§ **Exercise requirements**
Select the lines that contain "était" and copy each of them.

[Saved entries]
════════════════════
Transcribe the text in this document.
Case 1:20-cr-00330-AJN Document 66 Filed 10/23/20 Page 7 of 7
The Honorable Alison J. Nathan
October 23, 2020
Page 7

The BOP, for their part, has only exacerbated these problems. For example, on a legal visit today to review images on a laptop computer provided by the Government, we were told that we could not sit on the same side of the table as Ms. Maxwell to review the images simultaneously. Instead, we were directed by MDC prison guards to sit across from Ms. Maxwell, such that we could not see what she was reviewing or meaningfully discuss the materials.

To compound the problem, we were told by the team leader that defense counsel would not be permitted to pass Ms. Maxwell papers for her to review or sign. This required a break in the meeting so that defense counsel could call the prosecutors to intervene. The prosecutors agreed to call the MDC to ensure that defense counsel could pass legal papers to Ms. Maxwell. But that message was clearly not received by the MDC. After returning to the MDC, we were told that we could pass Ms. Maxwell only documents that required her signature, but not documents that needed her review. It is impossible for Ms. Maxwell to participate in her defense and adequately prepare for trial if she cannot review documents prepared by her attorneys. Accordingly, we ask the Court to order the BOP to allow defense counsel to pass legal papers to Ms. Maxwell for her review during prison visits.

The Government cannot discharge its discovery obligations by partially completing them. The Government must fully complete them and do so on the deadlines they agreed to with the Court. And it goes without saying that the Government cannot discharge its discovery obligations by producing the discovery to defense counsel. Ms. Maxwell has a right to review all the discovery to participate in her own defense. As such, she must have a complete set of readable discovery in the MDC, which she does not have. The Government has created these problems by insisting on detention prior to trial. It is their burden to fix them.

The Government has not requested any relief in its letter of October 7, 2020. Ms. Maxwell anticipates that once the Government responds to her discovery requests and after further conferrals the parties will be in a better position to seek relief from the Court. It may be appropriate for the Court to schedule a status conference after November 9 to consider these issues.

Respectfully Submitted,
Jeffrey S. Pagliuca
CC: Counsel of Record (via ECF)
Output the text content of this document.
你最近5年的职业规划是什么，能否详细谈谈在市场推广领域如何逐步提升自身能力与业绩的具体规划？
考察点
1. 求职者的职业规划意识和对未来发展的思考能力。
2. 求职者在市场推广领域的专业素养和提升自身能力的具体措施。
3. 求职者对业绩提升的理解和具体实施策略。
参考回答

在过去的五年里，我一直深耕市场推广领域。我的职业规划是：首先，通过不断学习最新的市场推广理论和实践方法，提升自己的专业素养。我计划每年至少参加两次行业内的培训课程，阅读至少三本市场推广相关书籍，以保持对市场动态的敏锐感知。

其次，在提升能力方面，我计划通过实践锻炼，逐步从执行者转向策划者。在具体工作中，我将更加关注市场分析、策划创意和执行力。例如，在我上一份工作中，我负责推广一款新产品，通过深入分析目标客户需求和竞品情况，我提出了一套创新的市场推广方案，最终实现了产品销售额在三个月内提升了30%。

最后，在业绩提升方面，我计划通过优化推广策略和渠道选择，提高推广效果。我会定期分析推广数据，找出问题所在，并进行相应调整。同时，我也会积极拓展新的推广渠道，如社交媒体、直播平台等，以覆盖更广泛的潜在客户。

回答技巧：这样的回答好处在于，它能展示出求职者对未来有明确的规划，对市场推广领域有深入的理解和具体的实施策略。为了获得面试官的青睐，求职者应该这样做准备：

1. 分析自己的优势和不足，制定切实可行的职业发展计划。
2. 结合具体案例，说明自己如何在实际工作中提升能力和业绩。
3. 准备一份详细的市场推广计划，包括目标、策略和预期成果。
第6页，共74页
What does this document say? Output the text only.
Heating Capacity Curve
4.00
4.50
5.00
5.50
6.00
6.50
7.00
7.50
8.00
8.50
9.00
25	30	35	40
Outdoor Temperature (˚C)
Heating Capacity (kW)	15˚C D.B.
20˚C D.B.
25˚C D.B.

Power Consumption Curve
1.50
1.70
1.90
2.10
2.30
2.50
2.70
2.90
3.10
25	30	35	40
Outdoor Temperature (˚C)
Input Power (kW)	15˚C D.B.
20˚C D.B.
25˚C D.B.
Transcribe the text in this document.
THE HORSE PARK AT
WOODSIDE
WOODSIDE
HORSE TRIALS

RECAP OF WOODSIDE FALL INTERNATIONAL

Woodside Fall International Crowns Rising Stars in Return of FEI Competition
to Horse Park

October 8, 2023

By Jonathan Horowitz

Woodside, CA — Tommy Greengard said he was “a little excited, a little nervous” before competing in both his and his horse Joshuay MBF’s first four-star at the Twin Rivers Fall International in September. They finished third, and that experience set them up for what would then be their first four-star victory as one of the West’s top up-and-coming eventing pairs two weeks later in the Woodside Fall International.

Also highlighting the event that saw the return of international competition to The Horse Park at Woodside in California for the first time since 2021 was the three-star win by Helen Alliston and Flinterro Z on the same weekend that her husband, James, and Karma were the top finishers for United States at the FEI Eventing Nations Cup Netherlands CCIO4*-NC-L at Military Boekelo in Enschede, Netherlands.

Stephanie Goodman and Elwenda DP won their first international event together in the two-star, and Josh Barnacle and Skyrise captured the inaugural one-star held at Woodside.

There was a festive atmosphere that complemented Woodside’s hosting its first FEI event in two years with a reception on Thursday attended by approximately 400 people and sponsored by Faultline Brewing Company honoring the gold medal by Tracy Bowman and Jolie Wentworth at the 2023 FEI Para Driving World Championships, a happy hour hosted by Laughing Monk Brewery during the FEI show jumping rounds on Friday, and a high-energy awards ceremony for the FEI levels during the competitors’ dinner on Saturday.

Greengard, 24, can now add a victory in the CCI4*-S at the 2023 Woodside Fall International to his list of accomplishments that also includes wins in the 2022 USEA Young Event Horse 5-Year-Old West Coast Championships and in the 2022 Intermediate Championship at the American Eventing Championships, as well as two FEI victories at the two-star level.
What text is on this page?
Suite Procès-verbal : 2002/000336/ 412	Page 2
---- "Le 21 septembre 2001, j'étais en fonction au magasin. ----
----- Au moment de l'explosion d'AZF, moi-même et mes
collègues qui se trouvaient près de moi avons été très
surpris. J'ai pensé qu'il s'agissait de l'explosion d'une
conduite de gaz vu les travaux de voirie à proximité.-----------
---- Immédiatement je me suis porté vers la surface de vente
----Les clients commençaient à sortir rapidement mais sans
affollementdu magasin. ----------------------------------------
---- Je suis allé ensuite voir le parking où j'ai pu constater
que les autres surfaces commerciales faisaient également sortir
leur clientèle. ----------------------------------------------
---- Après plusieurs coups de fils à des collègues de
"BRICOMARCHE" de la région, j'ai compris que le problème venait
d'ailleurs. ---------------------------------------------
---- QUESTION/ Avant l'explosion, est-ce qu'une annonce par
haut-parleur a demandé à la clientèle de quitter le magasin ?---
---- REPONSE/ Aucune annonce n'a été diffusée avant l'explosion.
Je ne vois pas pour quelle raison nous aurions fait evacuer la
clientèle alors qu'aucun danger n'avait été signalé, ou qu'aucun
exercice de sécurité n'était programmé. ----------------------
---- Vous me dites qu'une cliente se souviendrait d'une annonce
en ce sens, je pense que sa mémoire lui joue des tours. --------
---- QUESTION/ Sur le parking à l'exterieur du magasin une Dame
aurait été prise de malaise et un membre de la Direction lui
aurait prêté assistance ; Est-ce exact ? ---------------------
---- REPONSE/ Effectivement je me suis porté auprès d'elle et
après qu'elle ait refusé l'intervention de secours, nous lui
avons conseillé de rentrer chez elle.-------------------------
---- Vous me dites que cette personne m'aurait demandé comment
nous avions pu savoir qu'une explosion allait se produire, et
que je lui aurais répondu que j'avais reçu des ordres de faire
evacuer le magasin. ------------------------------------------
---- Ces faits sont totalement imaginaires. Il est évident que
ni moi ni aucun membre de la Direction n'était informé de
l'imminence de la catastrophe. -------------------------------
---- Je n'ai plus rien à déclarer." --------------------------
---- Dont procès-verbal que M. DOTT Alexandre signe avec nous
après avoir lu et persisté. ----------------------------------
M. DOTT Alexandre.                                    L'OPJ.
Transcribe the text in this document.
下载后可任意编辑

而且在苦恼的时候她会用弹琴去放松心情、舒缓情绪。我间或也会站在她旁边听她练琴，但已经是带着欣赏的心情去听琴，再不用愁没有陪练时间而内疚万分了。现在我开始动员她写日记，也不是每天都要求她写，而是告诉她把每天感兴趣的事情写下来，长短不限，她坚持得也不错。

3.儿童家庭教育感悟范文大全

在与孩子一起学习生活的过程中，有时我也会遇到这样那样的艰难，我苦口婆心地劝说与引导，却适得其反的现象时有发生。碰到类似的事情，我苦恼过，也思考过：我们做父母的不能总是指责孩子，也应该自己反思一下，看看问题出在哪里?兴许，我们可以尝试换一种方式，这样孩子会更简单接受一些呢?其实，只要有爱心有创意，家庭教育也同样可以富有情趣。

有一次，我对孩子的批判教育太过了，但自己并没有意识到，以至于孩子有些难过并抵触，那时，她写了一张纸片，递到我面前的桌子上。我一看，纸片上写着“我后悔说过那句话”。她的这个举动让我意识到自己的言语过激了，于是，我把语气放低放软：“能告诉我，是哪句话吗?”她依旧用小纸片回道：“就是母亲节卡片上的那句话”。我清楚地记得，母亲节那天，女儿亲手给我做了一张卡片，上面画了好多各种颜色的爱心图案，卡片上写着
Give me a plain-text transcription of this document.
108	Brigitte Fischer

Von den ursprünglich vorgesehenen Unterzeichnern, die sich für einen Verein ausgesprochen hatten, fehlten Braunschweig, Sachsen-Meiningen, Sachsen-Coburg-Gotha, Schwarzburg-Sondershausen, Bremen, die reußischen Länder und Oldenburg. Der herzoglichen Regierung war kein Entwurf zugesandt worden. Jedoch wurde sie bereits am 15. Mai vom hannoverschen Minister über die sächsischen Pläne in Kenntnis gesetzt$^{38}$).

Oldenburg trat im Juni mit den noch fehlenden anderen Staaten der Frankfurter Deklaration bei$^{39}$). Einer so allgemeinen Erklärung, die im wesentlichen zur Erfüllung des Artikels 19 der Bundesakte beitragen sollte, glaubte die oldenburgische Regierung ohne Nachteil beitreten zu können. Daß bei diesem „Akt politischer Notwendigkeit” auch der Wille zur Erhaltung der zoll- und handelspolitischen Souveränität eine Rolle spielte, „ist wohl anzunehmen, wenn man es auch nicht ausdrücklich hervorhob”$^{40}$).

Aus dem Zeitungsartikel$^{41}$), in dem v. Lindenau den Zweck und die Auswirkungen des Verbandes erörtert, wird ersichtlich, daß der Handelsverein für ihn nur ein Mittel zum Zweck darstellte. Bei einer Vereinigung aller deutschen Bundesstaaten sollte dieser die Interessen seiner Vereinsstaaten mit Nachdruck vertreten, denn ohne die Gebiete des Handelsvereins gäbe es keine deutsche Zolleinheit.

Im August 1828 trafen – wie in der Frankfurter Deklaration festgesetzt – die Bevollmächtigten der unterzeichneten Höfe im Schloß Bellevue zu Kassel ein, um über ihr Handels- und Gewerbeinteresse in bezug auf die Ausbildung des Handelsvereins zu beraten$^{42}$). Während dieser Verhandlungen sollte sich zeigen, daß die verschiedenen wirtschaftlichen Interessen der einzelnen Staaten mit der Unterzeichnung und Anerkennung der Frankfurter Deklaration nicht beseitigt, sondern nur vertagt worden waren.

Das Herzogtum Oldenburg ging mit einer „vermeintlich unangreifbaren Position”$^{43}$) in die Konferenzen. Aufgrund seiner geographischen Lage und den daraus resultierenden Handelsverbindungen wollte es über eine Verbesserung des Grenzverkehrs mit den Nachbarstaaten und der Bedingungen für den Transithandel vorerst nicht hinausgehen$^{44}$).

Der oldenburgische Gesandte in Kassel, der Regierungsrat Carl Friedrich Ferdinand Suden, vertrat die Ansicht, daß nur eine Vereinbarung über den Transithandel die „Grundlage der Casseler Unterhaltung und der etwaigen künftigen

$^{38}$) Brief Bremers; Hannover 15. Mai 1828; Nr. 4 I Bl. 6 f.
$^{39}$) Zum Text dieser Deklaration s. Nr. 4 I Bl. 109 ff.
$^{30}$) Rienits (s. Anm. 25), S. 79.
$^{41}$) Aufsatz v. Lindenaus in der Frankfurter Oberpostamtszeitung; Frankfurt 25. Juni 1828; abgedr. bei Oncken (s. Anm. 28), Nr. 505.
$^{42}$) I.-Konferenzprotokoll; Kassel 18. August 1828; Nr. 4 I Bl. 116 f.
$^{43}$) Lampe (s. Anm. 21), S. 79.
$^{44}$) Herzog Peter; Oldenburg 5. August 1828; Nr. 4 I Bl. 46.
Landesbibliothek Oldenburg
════════════════════
§ **Answer below**
exercice de sécurité n'était programmé. ----------------------
ni moi ni aucun membre de la Direction n'était informé de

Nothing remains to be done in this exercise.